▶ _What needs to be done_: Output the material below in full, exactly as it is.

====== Listed entries ======

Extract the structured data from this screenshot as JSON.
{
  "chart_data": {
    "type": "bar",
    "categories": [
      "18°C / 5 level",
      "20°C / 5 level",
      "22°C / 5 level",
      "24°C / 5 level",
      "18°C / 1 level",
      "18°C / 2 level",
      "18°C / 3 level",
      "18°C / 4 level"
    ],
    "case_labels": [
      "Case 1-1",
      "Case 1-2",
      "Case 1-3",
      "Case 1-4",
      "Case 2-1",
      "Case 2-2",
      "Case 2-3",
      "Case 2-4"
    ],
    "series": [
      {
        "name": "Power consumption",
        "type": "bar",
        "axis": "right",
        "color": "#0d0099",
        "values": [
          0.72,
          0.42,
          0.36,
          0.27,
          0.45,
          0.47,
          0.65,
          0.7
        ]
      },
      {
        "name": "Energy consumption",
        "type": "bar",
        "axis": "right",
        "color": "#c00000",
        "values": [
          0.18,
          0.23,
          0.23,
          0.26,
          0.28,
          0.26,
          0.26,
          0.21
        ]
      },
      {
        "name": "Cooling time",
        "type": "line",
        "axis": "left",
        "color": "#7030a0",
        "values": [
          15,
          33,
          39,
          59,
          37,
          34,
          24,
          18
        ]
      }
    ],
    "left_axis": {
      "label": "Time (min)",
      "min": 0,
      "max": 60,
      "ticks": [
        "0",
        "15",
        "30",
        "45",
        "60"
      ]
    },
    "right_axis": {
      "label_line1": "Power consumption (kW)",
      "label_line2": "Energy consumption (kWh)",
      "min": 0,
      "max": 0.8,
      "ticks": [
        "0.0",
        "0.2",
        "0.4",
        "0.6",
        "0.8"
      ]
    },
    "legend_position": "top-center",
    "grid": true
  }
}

======

▶ _Task solution_:
Extract the structured data from this screenshot as JSON.
{
  "chart_data": {
    "type": "bar",
    "categories": [
      "18°C / 5 level",
      "20°C / 5 level",
      "22°C / 5 level",
      "24°C / 5 level",
      "18°C / 1 level",
      "18°C / 2 level",
      "18°C / 3 level",
      "18°C / 4 level"
    ],
    "case_labels": [
      "Case 1-1",
      "Case 1-2",
      "Case 1-3",
      "Case 1-4",
      "Case 2-1",
      "Case 2-2",
      "Case 2-3",
      "Case 2-4"
    ],
    "series": [
      {
        "name": "Power consumption",
        "type": "bar",
        "axis": "right",
        "color": "#0d0099",
        "values": [
          0.72,
          0.42,
          0.36,
          0.27,
          0.45,
          0.47,
          0.65,
          0.7
        ]
      },
      {
        "name": "Energy consumption",
        "type": "bar",
        "axis": "right",
        "color": "#c00000",
        "values": [
          0.18,
          0.23,
          0.23,
          0.26,
          0.28,
          0.26,
          0.26,
          0.21
        ]
      },
      {
        "name": "Cooling time",
        "type": "line",
        "axis": "left",
        "color": "#7030a0",
        "values": [
          15,
          33,
          39,
          59,
          37,
          34,
          24,
          18
        ]
      }
    ],
    "left_axis": {
      "label": "Time (min)",
      "min": 0,
      "max": 60,
      "ticks": [
        "0",
        "15",
        "30",
        "45",
        "60"
      ]
    },
    "right_axis": {
      "label_line1": "Power consumption (kW)",
      "label_line2": "Energy consumption (kWh)",
      "min": 0,
      "max": 0.8,
      "ticks": [
        "0.0",
        "0.2",
        "0.4",
        "0.6",
        "0.8"
      ]
    },
    "legend_position": "top-center",
    "grid": true
  }
}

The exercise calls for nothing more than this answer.